Can you copy the rows below verbatim, covering the stretch from the first row through the line containing "callout-head: MANEJASMETAL <box>406"?

**RECORD SET**
* START *

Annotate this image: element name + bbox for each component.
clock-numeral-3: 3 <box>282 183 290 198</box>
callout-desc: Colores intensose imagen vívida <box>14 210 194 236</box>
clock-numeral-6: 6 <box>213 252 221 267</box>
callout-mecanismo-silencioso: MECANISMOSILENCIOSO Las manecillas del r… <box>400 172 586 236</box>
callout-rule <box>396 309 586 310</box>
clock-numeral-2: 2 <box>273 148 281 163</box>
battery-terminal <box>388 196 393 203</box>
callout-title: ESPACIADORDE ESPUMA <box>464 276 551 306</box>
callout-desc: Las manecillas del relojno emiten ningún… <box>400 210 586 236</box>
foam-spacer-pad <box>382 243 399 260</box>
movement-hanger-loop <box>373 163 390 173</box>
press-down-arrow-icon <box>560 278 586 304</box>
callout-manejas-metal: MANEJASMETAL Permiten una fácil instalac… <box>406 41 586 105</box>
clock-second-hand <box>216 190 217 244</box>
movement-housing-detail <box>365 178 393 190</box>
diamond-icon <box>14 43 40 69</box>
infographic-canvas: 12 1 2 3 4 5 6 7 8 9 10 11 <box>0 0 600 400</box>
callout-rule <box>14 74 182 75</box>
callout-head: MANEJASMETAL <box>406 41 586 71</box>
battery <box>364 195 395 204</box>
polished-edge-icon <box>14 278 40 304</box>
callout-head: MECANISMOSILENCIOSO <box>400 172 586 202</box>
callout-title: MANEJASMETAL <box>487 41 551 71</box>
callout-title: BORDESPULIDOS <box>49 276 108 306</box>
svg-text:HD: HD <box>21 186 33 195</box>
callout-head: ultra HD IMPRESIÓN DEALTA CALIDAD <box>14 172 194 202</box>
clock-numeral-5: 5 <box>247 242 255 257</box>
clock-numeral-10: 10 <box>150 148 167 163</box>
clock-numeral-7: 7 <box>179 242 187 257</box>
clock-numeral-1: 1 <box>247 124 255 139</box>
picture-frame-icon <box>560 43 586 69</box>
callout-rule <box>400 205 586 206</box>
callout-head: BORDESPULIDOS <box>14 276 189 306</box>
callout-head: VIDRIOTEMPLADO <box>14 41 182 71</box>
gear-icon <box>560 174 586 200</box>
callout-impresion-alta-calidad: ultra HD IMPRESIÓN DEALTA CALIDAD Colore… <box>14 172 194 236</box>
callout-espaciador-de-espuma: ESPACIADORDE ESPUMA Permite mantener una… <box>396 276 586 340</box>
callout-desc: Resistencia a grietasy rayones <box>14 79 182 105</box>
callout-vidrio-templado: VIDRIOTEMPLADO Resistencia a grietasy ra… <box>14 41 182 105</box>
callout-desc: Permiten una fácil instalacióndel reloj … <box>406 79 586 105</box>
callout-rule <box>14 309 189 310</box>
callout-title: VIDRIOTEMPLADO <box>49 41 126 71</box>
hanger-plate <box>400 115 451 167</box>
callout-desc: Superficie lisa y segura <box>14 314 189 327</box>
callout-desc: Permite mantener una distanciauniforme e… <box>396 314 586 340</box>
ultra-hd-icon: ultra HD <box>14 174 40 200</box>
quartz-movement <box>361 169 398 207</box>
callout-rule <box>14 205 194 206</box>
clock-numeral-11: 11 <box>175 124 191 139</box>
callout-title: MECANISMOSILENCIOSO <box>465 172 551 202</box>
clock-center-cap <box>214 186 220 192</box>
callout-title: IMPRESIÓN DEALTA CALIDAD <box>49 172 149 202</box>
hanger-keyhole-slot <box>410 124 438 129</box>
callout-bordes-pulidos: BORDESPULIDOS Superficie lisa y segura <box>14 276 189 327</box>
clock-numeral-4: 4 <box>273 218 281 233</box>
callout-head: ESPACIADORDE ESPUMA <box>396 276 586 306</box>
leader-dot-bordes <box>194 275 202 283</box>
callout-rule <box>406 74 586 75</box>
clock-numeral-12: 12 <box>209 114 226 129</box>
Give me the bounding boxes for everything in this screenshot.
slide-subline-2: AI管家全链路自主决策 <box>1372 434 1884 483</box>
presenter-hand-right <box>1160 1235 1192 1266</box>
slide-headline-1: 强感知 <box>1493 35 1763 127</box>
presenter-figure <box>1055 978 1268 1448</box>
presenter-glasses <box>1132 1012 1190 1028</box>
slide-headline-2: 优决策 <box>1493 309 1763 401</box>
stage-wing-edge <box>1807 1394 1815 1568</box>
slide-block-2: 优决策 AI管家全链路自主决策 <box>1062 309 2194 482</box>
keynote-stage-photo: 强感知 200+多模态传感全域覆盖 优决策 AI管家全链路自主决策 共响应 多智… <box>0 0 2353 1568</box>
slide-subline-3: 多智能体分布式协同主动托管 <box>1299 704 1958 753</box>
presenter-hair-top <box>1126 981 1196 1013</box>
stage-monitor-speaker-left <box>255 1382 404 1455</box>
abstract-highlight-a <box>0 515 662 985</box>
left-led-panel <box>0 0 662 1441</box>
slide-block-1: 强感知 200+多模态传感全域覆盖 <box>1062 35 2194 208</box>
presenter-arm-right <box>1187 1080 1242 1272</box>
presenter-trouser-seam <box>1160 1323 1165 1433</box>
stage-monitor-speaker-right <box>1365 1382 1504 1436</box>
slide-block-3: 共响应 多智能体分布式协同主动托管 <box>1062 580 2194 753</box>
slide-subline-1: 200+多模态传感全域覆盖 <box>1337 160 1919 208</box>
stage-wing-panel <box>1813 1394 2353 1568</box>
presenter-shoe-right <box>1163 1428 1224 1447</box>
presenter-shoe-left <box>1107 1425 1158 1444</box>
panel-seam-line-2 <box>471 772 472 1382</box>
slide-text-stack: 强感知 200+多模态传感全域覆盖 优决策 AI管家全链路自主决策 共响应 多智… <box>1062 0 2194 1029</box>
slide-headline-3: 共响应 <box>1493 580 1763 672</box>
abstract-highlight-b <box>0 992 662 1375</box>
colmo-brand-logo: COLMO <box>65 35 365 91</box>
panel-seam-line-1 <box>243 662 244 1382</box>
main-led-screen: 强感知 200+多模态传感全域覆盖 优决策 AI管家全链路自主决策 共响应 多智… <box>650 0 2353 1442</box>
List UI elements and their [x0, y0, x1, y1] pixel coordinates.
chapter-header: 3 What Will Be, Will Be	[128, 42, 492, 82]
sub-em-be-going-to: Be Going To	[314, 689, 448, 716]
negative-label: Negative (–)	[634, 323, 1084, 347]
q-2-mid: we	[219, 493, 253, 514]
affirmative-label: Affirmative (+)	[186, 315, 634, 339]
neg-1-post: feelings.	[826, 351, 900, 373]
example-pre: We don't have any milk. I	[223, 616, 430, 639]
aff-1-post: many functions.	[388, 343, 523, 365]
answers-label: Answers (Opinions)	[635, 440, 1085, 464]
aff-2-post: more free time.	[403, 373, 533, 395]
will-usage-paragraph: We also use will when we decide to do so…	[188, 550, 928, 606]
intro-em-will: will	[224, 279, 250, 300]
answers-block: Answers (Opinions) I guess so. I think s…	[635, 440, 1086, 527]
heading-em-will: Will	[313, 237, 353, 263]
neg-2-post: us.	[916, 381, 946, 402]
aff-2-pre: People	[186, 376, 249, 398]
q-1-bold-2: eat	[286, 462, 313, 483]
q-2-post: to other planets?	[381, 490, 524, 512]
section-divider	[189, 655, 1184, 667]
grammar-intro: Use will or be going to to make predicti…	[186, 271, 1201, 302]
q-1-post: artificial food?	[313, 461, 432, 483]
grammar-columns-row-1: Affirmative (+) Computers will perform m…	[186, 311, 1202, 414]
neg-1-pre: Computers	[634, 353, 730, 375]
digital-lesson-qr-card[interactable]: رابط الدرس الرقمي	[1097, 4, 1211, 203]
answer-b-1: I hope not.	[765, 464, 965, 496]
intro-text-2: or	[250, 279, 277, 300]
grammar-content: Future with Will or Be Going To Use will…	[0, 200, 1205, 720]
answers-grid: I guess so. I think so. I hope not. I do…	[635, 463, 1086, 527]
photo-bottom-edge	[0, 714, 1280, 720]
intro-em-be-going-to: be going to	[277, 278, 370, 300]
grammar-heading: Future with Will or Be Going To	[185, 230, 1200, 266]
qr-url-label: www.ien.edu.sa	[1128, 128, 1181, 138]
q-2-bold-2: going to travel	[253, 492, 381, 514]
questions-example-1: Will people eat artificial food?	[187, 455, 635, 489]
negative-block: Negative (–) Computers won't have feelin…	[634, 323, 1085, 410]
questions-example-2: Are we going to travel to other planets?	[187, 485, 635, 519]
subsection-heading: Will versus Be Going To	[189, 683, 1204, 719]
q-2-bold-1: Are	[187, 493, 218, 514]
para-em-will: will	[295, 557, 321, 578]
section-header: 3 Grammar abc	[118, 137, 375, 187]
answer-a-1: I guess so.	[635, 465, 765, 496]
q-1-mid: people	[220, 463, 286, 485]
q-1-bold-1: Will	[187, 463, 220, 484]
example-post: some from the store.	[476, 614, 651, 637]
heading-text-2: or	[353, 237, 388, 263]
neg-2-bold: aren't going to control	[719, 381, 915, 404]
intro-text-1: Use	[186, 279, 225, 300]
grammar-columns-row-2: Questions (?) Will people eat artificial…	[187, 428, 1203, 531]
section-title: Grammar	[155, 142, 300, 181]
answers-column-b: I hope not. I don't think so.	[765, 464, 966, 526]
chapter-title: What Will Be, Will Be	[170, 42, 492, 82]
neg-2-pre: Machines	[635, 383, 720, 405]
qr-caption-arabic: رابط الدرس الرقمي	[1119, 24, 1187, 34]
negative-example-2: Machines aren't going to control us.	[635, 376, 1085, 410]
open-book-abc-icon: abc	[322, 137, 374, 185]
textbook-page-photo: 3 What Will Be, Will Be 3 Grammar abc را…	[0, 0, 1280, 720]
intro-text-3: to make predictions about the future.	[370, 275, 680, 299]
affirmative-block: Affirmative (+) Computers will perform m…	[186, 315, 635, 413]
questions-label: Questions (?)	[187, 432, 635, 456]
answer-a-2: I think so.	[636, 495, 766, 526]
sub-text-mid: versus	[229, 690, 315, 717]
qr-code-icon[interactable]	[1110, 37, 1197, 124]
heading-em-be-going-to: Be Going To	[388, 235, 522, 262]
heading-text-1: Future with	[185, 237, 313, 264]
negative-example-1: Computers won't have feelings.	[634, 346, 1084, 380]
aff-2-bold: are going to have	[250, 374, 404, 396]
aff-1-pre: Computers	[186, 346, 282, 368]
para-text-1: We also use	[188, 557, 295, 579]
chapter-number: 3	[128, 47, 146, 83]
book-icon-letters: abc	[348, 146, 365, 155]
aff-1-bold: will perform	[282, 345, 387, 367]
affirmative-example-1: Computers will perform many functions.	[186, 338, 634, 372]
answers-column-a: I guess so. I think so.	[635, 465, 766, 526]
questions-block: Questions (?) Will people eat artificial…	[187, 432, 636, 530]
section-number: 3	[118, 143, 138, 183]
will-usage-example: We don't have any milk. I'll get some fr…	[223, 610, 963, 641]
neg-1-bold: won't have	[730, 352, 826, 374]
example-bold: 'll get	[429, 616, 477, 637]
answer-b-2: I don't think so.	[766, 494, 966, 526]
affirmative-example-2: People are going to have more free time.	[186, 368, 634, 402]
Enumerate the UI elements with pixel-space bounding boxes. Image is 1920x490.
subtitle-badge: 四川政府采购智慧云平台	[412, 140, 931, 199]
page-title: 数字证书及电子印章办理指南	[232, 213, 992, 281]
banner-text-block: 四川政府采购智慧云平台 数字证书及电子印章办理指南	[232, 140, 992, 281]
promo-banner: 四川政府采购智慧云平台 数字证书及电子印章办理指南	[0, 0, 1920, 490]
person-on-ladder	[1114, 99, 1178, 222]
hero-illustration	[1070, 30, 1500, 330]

* END *

**EXERCISE OUTPUT**
Annotate this image: element name + bbox for each component.
clock-numeral-3: 3 <box>282 183 290 198</box>
callout-desc: Colores intensose imagen vívida <box>14 210 194 236</box>
clock-numeral-6: 6 <box>213 252 221 267</box>
callout-mecanismo-silencioso: MECANISMOSILENCIOSO Las manecillas del r… <box>400 172 586 236</box>
callout-rule <box>396 309 586 310</box>
clock-numeral-2: 2 <box>273 148 281 163</box>
battery-terminal <box>388 196 393 203</box>
callout-title: ESPACIADORDE ESPUMA <box>464 276 551 306</box>
callout-desc: Las manecillas del relojno emiten ningún… <box>400 210 586 236</box>
foam-spacer-pad <box>382 243 399 260</box>
movement-hanger-loop <box>373 163 390 173</box>
press-down-arrow-icon <box>560 278 586 304</box>
callout-manejas-metal: MANEJASMETAL Permiten una fácil instalac… <box>406 41 586 105</box>
clock-second-hand <box>216 190 217 244</box>
movement-housing-detail <box>365 178 393 190</box>
diamond-icon <box>14 43 40 69</box>
infographic-canvas: 12 1 2 3 4 5 6 7 8 9 10 11 <box>0 0 600 400</box>
callout-rule <box>14 74 182 75</box>
callout-head: MANEJASMETAL <box>406 41 586 71</box>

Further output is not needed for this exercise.